• _AIM OF THE EXERCISE_:
Reproduce everything from the first of the lines below down to the line that contains "864, 1925, 892]", including that line, without changing a character.
========
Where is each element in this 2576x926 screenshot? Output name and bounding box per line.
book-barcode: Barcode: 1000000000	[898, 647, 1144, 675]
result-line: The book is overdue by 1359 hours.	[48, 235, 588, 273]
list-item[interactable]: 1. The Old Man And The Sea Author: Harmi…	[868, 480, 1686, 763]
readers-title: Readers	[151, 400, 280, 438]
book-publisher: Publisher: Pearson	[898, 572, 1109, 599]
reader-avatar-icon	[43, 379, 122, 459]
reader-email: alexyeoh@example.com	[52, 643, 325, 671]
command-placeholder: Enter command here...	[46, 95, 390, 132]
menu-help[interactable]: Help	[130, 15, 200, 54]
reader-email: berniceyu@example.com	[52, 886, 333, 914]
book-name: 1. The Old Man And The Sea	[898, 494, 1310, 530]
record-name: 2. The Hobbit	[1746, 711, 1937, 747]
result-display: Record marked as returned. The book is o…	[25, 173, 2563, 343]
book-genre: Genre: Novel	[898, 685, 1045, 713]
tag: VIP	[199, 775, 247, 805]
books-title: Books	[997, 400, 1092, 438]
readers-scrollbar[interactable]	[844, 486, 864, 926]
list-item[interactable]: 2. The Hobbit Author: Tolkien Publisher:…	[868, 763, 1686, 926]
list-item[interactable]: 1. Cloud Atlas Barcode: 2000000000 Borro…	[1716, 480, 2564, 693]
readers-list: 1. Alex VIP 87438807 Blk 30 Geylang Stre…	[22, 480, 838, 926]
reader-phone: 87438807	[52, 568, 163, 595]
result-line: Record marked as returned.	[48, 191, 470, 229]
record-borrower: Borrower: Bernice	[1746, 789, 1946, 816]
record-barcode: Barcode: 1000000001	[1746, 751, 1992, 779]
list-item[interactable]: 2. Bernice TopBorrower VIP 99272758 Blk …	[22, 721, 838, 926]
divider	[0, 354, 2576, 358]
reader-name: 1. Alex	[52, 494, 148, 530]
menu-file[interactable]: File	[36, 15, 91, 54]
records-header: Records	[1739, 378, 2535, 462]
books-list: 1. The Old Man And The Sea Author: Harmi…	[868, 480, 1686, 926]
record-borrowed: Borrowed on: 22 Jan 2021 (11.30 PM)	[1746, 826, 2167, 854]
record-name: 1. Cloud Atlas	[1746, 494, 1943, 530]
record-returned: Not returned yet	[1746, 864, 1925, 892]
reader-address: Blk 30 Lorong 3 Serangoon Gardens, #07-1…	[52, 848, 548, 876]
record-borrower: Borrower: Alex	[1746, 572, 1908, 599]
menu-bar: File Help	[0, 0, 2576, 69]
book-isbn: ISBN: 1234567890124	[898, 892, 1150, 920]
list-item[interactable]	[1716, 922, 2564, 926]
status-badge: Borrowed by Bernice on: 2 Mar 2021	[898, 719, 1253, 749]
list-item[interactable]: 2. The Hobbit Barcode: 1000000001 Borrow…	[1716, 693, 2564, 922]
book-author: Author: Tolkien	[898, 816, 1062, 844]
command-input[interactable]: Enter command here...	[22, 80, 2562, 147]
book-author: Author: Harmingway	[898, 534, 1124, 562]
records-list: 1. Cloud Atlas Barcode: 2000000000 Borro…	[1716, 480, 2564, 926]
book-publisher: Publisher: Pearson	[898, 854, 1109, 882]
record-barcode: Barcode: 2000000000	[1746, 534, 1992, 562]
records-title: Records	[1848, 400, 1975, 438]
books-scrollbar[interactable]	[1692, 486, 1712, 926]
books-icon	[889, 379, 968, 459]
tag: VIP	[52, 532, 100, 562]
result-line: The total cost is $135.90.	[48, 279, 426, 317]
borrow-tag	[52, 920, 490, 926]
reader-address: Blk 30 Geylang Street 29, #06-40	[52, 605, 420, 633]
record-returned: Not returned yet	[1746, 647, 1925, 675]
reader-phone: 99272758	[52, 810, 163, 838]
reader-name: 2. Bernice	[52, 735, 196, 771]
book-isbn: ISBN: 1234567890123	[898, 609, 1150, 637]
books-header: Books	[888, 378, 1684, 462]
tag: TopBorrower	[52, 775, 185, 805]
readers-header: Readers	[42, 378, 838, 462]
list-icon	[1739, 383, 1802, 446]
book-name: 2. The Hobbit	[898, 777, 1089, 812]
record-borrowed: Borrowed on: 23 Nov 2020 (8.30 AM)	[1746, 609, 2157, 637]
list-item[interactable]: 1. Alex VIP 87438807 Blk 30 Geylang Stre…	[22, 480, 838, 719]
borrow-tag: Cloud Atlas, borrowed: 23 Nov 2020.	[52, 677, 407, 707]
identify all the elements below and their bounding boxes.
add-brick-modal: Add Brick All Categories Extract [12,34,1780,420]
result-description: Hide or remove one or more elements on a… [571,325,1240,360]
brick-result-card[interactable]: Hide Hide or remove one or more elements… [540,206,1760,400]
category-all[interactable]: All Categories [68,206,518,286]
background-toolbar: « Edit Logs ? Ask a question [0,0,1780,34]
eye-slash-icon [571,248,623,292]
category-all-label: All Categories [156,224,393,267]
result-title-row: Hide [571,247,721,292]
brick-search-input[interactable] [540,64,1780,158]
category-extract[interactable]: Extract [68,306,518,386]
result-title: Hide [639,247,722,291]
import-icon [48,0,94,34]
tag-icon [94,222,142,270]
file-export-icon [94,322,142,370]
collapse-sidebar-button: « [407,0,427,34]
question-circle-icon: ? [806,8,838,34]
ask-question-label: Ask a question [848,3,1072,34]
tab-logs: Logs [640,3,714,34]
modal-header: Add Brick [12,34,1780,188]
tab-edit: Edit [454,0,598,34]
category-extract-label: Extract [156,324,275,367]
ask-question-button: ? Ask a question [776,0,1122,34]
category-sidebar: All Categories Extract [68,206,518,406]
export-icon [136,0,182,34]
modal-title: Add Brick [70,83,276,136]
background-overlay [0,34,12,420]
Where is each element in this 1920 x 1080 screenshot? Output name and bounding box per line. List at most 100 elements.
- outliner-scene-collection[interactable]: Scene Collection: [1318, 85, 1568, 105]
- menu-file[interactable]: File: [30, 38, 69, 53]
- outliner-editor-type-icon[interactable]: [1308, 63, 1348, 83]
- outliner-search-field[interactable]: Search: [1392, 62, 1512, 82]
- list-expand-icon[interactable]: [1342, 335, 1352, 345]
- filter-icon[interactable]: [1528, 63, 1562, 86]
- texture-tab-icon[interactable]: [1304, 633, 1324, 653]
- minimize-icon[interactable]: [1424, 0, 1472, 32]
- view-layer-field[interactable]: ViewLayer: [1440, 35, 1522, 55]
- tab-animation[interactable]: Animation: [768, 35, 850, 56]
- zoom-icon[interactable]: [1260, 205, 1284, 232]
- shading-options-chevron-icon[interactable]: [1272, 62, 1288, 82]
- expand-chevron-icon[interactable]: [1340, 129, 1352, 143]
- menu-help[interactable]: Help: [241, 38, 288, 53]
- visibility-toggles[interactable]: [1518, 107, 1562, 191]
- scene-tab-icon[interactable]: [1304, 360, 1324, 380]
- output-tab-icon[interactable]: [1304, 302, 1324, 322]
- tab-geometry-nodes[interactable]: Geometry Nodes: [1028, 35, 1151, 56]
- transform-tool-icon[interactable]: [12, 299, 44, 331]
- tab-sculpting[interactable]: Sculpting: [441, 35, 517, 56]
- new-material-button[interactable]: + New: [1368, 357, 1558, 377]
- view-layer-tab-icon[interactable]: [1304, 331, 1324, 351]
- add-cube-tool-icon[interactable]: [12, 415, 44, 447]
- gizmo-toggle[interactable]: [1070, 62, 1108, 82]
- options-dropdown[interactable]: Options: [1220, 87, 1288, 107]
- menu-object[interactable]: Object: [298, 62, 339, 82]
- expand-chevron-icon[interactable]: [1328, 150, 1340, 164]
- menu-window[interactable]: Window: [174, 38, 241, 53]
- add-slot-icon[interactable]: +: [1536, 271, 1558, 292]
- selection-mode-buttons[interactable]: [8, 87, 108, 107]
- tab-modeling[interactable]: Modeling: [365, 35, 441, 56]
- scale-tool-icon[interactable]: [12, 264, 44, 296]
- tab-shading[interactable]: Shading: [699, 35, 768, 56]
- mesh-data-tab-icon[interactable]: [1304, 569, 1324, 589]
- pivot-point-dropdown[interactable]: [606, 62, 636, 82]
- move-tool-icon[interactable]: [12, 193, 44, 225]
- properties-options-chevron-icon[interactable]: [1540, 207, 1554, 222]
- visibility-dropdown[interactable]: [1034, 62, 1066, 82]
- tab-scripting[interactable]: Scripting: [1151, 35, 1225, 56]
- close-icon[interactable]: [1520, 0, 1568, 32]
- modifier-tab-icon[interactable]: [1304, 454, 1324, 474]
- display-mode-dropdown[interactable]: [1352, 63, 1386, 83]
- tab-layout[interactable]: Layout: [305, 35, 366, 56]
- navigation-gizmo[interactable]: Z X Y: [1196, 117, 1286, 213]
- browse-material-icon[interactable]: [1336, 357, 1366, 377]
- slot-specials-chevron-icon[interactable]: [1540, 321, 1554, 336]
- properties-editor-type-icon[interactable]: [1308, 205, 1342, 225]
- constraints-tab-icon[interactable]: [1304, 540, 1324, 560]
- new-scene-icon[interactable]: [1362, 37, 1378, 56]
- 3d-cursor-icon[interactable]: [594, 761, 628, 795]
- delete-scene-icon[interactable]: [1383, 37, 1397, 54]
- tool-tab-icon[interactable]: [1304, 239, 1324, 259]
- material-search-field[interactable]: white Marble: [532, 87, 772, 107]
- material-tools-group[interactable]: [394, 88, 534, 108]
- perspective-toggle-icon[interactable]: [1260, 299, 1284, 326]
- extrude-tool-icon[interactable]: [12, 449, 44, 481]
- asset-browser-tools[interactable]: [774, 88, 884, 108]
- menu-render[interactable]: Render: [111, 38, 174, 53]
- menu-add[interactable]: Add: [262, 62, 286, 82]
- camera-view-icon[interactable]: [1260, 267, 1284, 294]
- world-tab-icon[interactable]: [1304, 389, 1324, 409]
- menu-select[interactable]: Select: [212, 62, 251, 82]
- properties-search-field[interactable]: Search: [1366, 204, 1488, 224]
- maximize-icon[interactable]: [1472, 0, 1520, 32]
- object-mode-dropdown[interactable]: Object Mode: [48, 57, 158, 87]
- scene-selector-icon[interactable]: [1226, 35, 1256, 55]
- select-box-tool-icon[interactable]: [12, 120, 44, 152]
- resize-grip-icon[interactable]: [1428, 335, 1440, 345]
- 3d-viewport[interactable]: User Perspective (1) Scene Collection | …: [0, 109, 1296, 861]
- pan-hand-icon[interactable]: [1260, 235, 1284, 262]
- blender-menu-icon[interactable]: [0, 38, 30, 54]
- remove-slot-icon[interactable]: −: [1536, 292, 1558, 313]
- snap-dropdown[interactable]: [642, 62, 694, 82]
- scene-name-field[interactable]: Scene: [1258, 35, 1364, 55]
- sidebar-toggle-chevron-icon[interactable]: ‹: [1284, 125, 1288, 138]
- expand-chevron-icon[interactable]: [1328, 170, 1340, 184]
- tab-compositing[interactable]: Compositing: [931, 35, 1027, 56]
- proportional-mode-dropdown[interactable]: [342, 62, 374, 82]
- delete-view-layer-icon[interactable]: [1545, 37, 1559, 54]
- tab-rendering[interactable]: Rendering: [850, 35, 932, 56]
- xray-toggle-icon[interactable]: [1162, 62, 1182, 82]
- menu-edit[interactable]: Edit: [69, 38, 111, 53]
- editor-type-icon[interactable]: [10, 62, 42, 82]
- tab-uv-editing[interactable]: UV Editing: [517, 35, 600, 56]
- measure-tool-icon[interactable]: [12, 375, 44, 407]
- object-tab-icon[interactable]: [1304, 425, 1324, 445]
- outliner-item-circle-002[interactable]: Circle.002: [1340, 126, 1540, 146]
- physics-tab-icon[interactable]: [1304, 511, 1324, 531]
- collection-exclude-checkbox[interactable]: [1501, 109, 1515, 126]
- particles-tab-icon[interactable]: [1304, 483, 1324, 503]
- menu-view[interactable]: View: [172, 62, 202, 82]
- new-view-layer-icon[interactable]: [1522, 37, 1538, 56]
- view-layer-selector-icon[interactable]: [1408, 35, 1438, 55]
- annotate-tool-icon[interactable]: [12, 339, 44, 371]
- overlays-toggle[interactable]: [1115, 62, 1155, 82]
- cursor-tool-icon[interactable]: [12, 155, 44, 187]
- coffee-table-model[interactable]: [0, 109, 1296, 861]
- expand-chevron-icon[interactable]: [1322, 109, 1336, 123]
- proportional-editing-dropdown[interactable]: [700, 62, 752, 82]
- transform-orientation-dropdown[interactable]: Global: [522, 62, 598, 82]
========
• _FINAL RESULT_:
Where is each element in this 2576x926 screenshot? Output name and bounding box per line.
book-barcode: Barcode: 1000000000	[898, 647, 1144, 675]
result-line: The book is overdue by 1359 hours.	[48, 235, 588, 273]
list-item[interactable]: 1. The Old Man And The Sea Author: Harmi…	[868, 480, 1686, 763]
readers-title: Readers	[151, 400, 280, 438]
book-publisher: Publisher: Pearson	[898, 572, 1109, 599]
reader-avatar-icon	[43, 379, 122, 459]
reader-email: alexyeoh@example.com	[52, 643, 325, 671]
command-placeholder: Enter command here...	[46, 95, 390, 132]
menu-help[interactable]: Help	[130, 15, 200, 54]
reader-email: berniceyu@example.com	[52, 886, 333, 914]
book-name: 1. The Old Man And The Sea	[898, 494, 1310, 530]
record-name: 2. The Hobbit	[1746, 711, 1937, 747]
result-display: Record marked as returned. The book is o…	[25, 173, 2563, 343]
book-genre: Genre: Novel	[898, 685, 1045, 713]
tag: VIP	[199, 775, 247, 805]
books-title: Books	[997, 400, 1092, 438]
readers-scrollbar[interactable]	[844, 486, 864, 926]
list-item[interactable]: 2. The Hobbit Author: Tolkien Publisher:…	[868, 763, 1686, 926]
list-item[interactable]: 1. Cloud Atlas Barcode: 2000000000 Borro…	[1716, 480, 2564, 693]
readers-list: 1. Alex VIP 87438807 Blk 30 Geylang Stre…	[22, 480, 838, 926]
reader-phone: 87438807	[52, 568, 163, 595]
result-line: Record marked as returned.	[48, 191, 470, 229]
record-borrower: Borrower: Bernice	[1746, 789, 1946, 816]
record-barcode: Barcode: 1000000001	[1746, 751, 1992, 779]
list-item[interactable]: 2. Bernice TopBorrower VIP 99272758 Blk …	[22, 721, 838, 926]
divider	[0, 354, 2576, 358]
reader-name: 1. Alex	[52, 494, 148, 530]
menu-file[interactable]: File	[36, 15, 91, 54]
records-header: Records	[1739, 378, 2535, 462]
books-list: 1. The Old Man And The Sea Author: Harmi…	[868, 480, 1686, 926]
record-borrowed: Borrowed on: 22 Jan 2021 (11.30 PM)	[1746, 826, 2167, 854]
record-name: 1. Cloud Atlas	[1746, 494, 1943, 530]
record-returned: Not returned yet	[1746, 864, 1925, 892]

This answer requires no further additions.